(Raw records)
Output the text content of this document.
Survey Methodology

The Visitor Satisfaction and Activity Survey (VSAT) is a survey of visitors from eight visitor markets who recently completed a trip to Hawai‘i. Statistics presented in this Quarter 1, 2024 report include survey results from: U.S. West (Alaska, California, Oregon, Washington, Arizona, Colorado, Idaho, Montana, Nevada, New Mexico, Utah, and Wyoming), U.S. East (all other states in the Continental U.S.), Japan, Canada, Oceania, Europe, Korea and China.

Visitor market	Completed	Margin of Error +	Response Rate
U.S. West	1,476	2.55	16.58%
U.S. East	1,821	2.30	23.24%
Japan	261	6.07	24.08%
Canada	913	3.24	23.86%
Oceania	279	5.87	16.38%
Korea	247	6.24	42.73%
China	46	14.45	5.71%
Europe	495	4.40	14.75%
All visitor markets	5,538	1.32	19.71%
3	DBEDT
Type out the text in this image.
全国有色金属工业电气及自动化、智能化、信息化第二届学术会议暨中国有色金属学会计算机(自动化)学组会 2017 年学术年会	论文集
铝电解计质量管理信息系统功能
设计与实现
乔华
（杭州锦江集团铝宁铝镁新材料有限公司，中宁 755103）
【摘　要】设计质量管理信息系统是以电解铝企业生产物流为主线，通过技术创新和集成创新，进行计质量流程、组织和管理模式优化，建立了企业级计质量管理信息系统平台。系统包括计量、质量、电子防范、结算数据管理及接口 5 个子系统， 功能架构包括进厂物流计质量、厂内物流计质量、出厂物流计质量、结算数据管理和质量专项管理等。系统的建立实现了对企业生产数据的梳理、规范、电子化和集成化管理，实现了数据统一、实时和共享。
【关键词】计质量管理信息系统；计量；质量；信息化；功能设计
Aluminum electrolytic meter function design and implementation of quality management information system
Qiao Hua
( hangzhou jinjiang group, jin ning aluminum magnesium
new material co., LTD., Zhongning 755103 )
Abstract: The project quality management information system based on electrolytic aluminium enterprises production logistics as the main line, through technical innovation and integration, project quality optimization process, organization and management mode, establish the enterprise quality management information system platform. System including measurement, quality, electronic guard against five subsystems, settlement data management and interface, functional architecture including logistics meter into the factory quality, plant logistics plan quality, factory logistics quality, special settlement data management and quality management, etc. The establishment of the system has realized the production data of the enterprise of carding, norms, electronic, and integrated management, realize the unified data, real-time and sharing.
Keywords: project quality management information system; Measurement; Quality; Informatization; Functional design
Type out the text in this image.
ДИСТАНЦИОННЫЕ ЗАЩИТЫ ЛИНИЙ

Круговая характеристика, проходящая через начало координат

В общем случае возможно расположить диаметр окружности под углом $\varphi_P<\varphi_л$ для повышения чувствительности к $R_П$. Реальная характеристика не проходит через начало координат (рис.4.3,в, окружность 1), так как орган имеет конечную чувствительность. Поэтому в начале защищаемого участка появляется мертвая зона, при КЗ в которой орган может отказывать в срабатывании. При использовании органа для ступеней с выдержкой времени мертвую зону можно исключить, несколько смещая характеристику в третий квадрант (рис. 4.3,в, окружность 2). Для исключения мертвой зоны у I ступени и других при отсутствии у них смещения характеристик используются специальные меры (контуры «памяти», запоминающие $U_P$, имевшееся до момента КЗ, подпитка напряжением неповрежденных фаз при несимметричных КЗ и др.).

§ What is needed
Copy whichever lines in the listing above contain the word "характеристика".

§ Completed exercise
Круговая характеристика, проходящая через начало координат
В общем случае возможно расположить диаметр окружности под углом $\varphi_P<\varphi_л$ для повышения чувствительности к $R_П$. Реальная характеристика не проходит через начало координат (рис.4.3,в, окружность 1), так как орган имеет конечную чувствительность. Поэтому в начале защищаемого участка появляется мертвая зона, при КЗ в которой орган может отказывать в срабатывании. При использовании органа для ступеней с выдержкой времени мертвую зону можно исключить, несколько смещая характеристику в третий квадрант (рис. 4.3,в, окружность 2). Для исключения мертвой зоны у I ступени и других при отсутствии у них смещения характеристик используются специальные меры (контуры «памяти», запоминающие $U_P$, имевшееся до момента КЗ, подпитка напряжением неповрежденных фаз при несимметричных КЗ и др.).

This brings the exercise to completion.